### [The request]
Every line below that contains "Average" is to be copied.

### [Records for the exercise]
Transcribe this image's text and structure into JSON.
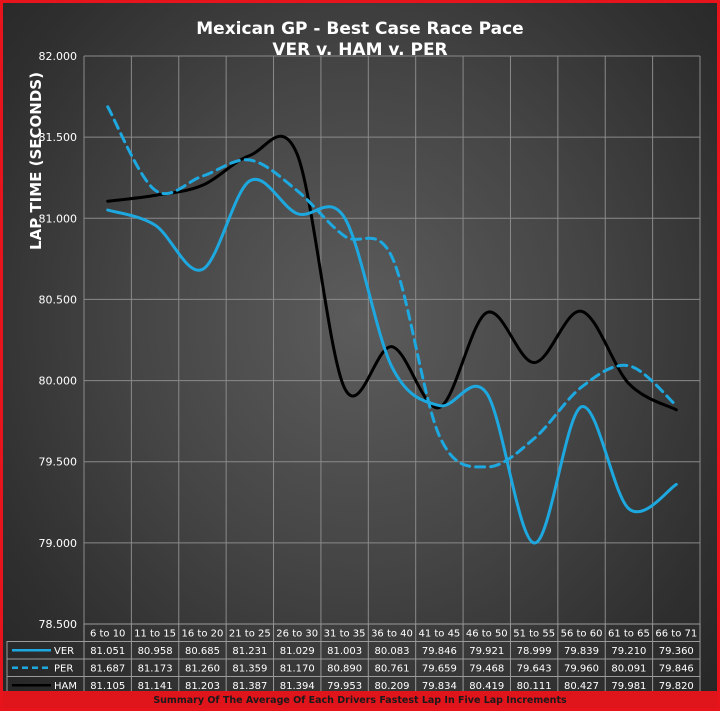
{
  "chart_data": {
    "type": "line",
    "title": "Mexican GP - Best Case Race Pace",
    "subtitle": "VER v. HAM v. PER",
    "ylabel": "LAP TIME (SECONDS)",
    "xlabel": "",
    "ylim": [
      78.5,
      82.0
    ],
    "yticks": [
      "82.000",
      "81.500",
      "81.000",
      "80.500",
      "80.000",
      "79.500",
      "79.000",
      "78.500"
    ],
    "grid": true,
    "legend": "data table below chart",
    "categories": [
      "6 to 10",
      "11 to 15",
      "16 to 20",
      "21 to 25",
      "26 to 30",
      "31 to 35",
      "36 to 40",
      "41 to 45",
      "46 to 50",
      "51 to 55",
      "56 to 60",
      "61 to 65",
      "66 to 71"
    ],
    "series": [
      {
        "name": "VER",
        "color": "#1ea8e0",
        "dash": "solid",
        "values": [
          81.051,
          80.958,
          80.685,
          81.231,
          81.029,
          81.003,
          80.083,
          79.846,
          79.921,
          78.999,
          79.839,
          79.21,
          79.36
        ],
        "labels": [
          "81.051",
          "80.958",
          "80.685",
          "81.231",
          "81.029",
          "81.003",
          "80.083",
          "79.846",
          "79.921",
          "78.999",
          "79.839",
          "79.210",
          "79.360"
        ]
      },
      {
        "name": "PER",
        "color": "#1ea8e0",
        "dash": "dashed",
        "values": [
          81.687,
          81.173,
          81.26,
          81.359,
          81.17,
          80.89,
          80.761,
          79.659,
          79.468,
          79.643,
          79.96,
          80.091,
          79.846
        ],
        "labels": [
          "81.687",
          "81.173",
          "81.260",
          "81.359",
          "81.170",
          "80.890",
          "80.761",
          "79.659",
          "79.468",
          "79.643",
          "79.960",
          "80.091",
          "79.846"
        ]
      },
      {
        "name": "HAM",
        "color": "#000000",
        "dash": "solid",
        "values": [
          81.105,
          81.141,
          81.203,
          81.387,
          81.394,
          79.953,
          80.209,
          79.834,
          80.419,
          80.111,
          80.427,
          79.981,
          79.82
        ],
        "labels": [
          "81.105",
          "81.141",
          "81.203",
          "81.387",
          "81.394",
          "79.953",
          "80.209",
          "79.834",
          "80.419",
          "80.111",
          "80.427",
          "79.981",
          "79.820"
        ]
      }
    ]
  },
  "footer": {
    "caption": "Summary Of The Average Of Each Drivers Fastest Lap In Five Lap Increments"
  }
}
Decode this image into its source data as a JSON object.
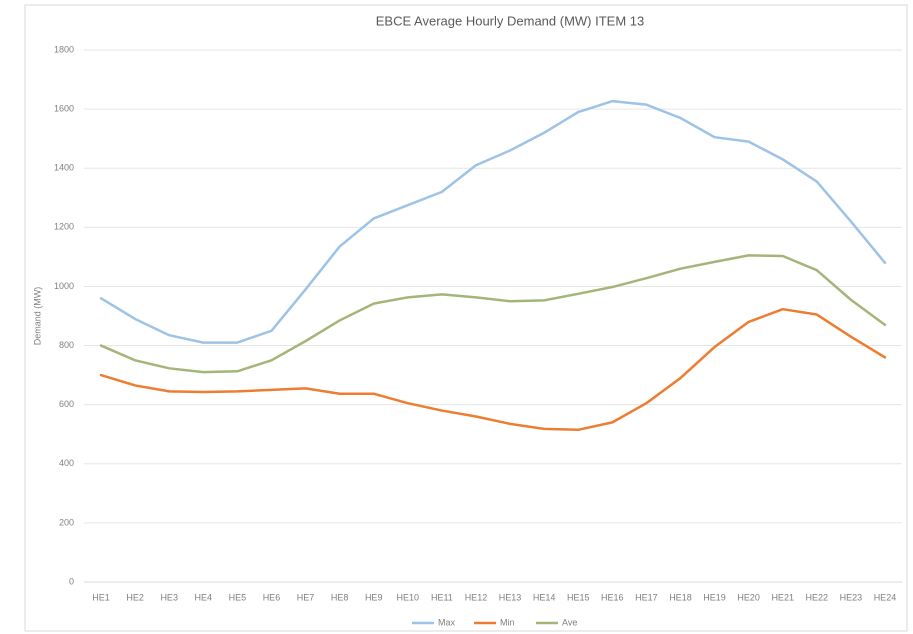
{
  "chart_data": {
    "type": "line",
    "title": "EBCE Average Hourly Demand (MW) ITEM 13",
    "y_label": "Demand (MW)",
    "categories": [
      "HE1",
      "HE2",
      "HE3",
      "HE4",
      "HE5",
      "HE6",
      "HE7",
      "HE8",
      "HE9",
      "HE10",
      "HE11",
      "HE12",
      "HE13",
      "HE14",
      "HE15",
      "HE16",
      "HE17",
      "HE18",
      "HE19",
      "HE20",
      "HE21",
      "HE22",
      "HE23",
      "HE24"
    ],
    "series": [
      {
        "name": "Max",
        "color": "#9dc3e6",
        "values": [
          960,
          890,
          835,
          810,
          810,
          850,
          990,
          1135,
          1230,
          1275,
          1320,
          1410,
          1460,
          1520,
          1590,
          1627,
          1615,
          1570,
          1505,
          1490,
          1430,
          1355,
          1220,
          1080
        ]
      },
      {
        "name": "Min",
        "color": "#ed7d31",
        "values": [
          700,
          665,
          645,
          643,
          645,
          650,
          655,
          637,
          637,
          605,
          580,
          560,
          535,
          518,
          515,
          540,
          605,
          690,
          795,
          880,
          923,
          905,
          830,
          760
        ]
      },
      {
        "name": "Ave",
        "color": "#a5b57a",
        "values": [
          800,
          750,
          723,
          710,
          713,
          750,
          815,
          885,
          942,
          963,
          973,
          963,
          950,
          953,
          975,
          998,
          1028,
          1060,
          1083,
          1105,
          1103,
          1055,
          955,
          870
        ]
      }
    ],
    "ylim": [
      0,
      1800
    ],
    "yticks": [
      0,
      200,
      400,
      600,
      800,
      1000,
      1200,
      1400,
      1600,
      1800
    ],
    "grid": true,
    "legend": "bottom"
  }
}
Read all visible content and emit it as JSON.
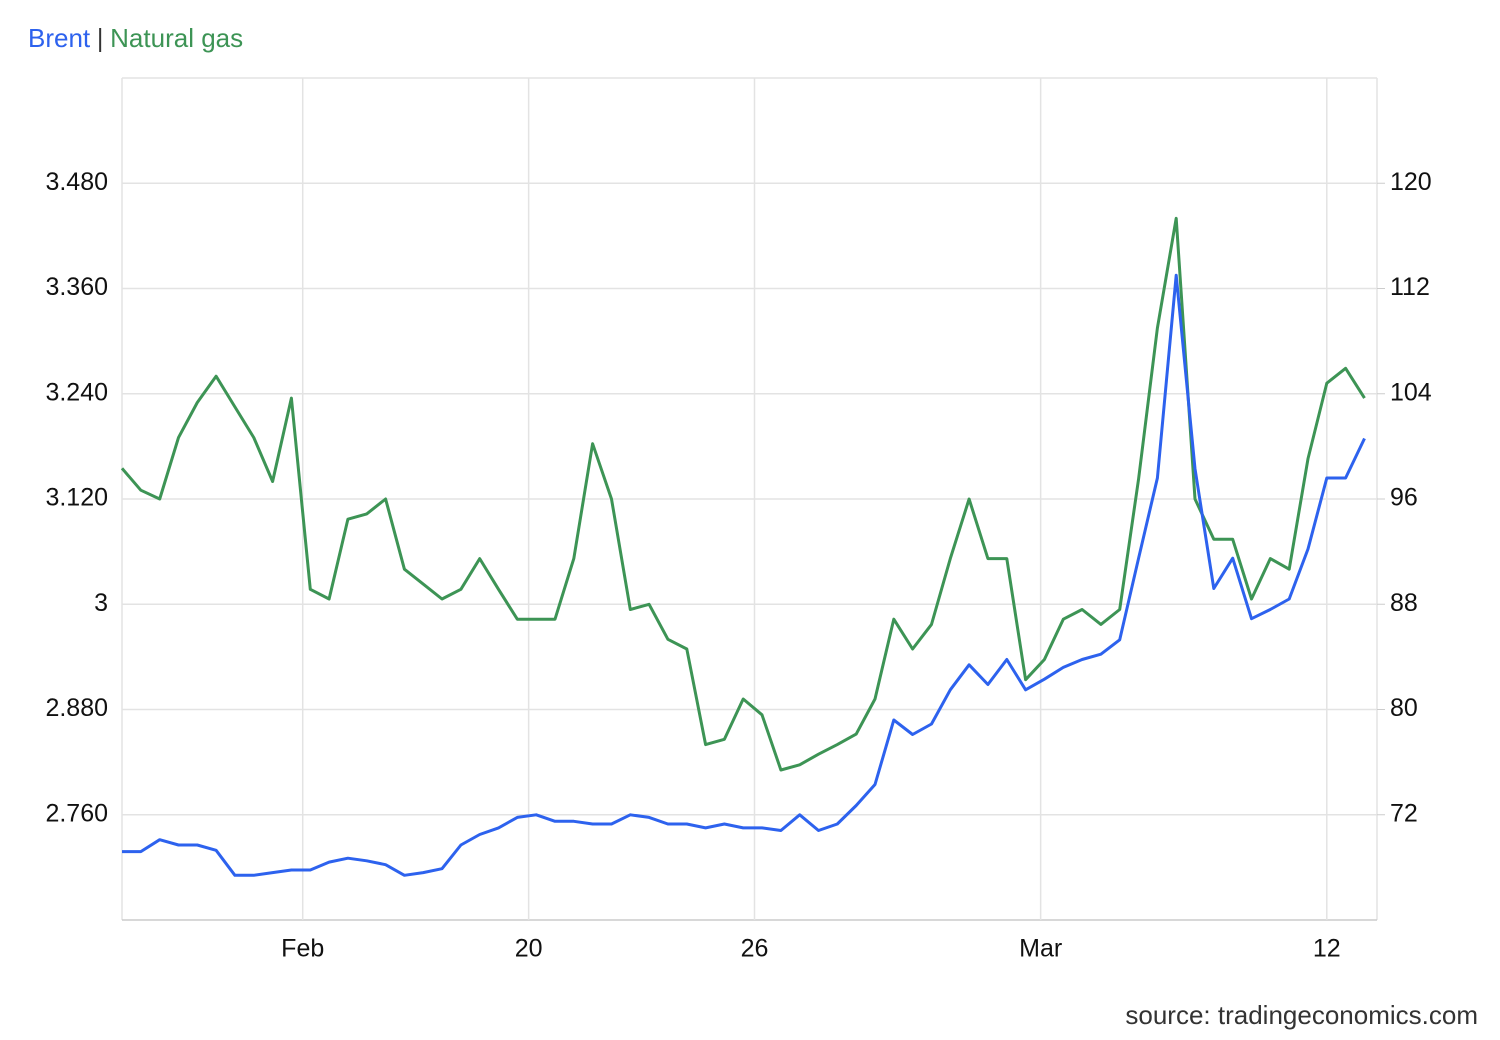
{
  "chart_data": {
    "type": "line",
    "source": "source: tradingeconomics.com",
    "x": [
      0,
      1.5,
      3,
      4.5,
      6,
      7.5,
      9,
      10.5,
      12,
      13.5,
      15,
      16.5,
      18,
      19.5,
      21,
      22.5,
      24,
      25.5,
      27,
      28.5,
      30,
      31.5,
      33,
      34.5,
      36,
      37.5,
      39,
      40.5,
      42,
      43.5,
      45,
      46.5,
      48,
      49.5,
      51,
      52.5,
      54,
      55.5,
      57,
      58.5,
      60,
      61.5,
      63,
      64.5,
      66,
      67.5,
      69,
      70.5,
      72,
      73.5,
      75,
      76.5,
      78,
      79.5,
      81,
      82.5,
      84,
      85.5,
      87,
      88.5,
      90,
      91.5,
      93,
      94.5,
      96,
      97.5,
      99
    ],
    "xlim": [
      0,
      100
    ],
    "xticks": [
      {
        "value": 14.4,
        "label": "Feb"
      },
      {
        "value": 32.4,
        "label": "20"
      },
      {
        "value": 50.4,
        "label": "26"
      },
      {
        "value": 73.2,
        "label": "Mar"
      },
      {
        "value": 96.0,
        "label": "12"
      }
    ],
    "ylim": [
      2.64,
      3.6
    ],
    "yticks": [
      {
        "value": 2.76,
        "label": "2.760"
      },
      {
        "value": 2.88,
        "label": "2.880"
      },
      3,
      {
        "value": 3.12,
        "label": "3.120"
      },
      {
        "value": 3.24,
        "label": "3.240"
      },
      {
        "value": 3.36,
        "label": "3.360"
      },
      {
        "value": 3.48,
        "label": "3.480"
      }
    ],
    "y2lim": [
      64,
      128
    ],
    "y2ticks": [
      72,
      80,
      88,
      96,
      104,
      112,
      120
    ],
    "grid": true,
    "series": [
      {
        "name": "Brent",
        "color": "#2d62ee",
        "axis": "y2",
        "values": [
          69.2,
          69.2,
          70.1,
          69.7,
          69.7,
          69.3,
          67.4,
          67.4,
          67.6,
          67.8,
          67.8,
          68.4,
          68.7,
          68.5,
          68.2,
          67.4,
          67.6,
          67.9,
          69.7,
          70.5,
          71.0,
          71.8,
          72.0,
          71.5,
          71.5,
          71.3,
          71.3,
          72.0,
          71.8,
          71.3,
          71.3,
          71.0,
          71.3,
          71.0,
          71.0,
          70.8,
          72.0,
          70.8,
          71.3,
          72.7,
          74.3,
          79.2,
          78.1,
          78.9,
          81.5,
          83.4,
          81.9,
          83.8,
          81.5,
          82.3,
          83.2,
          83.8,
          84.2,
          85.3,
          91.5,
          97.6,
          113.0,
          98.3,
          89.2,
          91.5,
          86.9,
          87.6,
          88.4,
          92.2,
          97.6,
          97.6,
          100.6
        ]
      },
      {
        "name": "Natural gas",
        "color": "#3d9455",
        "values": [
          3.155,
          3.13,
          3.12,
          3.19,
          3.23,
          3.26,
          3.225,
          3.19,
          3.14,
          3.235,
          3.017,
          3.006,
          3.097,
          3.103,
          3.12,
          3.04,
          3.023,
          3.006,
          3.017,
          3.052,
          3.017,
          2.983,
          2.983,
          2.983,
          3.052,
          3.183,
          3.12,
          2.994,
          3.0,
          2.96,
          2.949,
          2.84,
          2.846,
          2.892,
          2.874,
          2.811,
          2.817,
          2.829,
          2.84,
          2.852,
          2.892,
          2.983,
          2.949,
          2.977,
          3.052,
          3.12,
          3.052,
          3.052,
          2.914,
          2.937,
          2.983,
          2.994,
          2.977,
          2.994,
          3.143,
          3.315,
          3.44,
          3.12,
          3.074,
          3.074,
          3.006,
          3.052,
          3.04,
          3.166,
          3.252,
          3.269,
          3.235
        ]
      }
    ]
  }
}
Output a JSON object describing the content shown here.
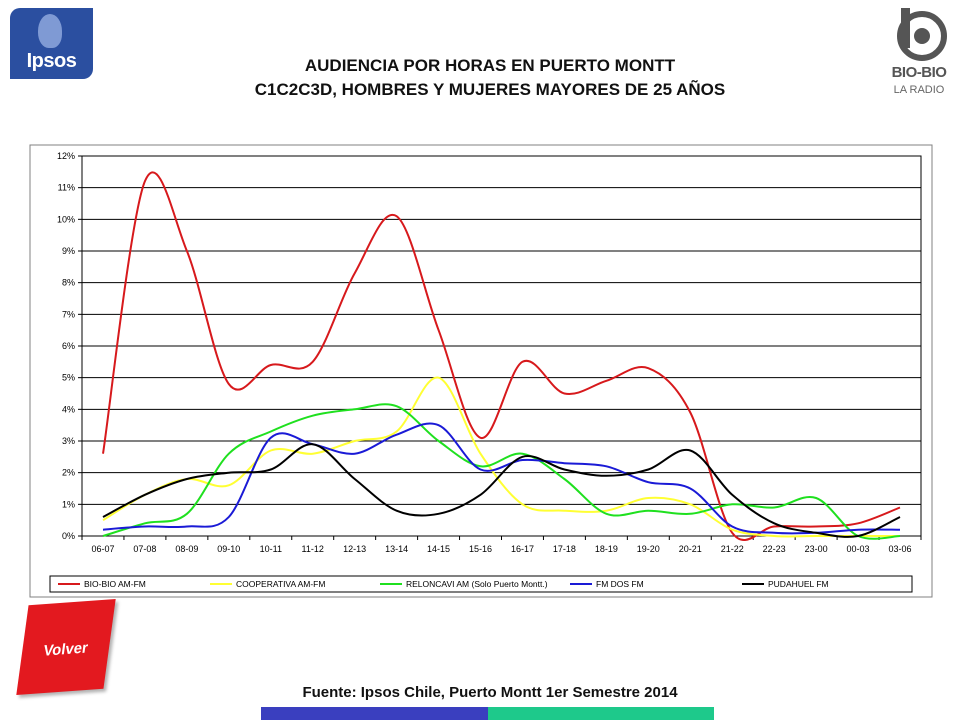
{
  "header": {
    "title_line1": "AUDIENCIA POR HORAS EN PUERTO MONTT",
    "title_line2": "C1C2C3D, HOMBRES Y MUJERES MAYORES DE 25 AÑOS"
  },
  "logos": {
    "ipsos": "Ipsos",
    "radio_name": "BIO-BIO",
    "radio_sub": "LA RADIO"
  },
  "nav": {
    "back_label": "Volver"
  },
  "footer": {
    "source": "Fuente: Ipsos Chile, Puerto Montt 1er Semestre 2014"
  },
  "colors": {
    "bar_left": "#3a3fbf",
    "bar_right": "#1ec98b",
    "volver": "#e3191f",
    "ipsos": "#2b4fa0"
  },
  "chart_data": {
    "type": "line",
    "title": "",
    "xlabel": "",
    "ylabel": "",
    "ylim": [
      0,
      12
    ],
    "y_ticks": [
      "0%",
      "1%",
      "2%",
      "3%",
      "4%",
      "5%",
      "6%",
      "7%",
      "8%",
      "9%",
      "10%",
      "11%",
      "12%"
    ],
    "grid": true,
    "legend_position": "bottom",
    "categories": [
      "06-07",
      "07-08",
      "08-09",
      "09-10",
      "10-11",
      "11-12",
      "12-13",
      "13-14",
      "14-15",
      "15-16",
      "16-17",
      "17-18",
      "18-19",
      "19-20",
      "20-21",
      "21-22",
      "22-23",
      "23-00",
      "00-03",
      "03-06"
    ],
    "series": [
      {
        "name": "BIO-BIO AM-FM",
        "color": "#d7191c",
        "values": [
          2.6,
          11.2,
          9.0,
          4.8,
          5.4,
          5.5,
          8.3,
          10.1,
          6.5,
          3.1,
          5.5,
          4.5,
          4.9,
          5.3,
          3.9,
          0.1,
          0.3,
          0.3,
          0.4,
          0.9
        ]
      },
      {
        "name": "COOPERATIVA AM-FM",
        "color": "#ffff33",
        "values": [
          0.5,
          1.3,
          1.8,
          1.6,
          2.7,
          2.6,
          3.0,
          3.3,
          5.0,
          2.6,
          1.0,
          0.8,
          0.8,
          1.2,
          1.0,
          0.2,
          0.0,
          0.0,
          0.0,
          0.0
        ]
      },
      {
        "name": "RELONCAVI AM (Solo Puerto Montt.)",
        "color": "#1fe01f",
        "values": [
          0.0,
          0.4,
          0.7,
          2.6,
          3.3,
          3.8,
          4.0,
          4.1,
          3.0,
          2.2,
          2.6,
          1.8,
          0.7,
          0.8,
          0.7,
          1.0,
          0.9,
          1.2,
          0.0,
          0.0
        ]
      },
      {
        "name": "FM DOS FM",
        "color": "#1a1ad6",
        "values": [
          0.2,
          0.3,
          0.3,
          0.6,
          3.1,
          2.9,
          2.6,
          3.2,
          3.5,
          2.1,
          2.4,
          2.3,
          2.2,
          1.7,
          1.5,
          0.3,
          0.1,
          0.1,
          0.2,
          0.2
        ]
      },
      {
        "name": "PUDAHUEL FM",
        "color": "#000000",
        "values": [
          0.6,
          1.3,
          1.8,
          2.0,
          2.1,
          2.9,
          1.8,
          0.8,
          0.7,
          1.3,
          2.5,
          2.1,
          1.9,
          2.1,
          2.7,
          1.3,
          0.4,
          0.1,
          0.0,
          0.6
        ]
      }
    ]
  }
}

### [Expected answer]
    "caption": "Summary Of The Average Of Each Drivers Fastest Lap In Five Lap Increments"
    "title": "EBCE Average Hourly Demand (MW) ITEM 13",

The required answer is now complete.